[begin RECORDS FOR THE EXERCISE]

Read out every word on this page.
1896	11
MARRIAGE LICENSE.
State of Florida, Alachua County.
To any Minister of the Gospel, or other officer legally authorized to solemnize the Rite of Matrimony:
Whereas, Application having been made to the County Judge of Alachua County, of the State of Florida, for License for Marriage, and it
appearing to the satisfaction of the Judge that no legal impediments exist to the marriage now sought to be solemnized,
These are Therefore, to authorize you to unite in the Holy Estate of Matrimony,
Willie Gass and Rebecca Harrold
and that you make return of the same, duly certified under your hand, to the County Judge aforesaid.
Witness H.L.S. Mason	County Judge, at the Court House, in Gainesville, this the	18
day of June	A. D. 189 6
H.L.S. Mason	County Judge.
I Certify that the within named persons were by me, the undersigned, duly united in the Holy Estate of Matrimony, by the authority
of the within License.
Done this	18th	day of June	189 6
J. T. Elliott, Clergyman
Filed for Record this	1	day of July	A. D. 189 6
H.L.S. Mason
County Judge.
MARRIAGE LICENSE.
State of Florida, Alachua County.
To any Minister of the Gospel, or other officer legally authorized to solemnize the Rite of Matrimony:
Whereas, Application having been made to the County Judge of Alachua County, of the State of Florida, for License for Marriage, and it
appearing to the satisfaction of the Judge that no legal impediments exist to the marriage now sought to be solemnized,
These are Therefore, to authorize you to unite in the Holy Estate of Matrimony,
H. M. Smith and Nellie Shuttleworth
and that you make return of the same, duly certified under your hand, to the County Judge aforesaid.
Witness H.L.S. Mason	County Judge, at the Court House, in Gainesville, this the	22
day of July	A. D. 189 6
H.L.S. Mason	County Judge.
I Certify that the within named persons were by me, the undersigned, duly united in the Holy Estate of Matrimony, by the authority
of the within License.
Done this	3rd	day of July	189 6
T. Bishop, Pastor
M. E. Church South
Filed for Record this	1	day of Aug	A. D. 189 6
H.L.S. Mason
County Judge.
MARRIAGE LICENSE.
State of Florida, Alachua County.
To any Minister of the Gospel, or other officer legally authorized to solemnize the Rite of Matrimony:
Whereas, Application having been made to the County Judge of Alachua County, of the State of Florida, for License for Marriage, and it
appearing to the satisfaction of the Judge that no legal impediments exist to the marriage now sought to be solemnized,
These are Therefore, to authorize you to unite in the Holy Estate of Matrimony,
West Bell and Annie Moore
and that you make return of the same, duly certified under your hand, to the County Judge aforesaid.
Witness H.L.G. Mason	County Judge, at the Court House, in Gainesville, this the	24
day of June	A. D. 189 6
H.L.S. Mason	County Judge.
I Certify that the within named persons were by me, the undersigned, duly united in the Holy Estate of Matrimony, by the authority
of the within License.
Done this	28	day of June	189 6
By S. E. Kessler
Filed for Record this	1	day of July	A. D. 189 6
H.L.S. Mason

[end RECORDS FOR THE EXERCISE]

Quote all the records exactly, please, leaving none out.

▶ **EXERCISE OUTPUT**
Read out every word on this page.
1896	11
MARRIAGE LICENSE.
State of Florida, Alachua County.
To any Minister of the Gospel, or other officer legally authorized to solemnize the Rite of Matrimony:
Whereas, Application having been made to the County Judge of Alachua County, of the State of Florida, for License for Marriage, and it
appearing to the satisfaction of the Judge that no legal impediments exist to the marriage now sought to be solemnized,
These are Therefore, to authorize you to unite in the Holy Estate of Matrimony,
Willie Gass and Rebecca Harrold
and that you make return of the same, duly certified under your hand, to the County Judge aforesaid.
Witness H.L.S. Mason	County Judge, at the Court House, in Gainesville, this the	18
day of June	A. D. 189 6
H.L.S. Mason	County Judge.
I Certify that the within named persons were by me, the undersigned, duly united in the Holy Estate of Matrimony, by the authority
of the within License.
Done this	18th	day of June	189 6
J. T. Elliott, Clergyman
Filed for Record this	1	day of July	A. D. 189 6
H.L.S. Mason
County Judge.
MARRIAGE LICENSE.
State of Florida, Alachua County.
To any Minister of the Gospel, or other officer legally authorized to solemnize the Rite of Matrimony:
Whereas, Application having been made to the County Judge of Alachua County, of the State of Florida, for License for Marriage, and it
appearing to the satisfaction of the Judge that no legal impediments exist to the marriage now sought to be solemnized,
These are Therefore, to authorize you to unite in the Holy Estate of Matrimony,
H. M. Smith and Nellie Shuttleworth
and that you make return of the same, duly certified under your hand, to the County Judge aforesaid.
Witness H.L.S. Mason	County Judge, at the Court House, in Gainesville, this the	22
day of July	A. D. 189 6
H.L.S. Mason	County Judge.
I Certify that the within named persons were by me, the undersigned, duly united in the Holy Estate of Matrimony, by the authority
of the within License.
Done this	3rd	day of July	189 6
T. Bishop, Pastor
M. E. Church South
Filed for Record this	1	day of Aug	A. D. 189 6
H.L.S. Mason
County Judge.
MARRIAGE LICENSE.
State of Florida, Alachua County.
To any Minister of the Gospel, or other officer legally authorized to solemnize the Rite of Matrimony:
Whereas, Application having been made to the County Judge of Alachua County, of the State of Florida, for License for Marriage, and it
appearing to the satisfaction of the Judge that no legal impediments exist to the marriage now sought to be solemnized,
These are Therefore, to authorize you to unite in the Holy Estate of Matrimony,
West Bell and Annie Moore
and that you make return of the same, duly certified under your hand, to the County Judge aforesaid.
Witness H.L.G. Mason	County Judge, at the Court House, in Gainesville, this the	24
day of June	A. D. 189 6
H.L.S. Mason	County Judge.
I Certify that the within named persons were by me, the undersigned, duly united in the Holy Estate of Matrimony, by the authority
of the within License.
Done this	28	day of June	189 6
By S. E. Kessler
Filed for Record this	1	day of July	A. D. 189 6
H.L.S. Mason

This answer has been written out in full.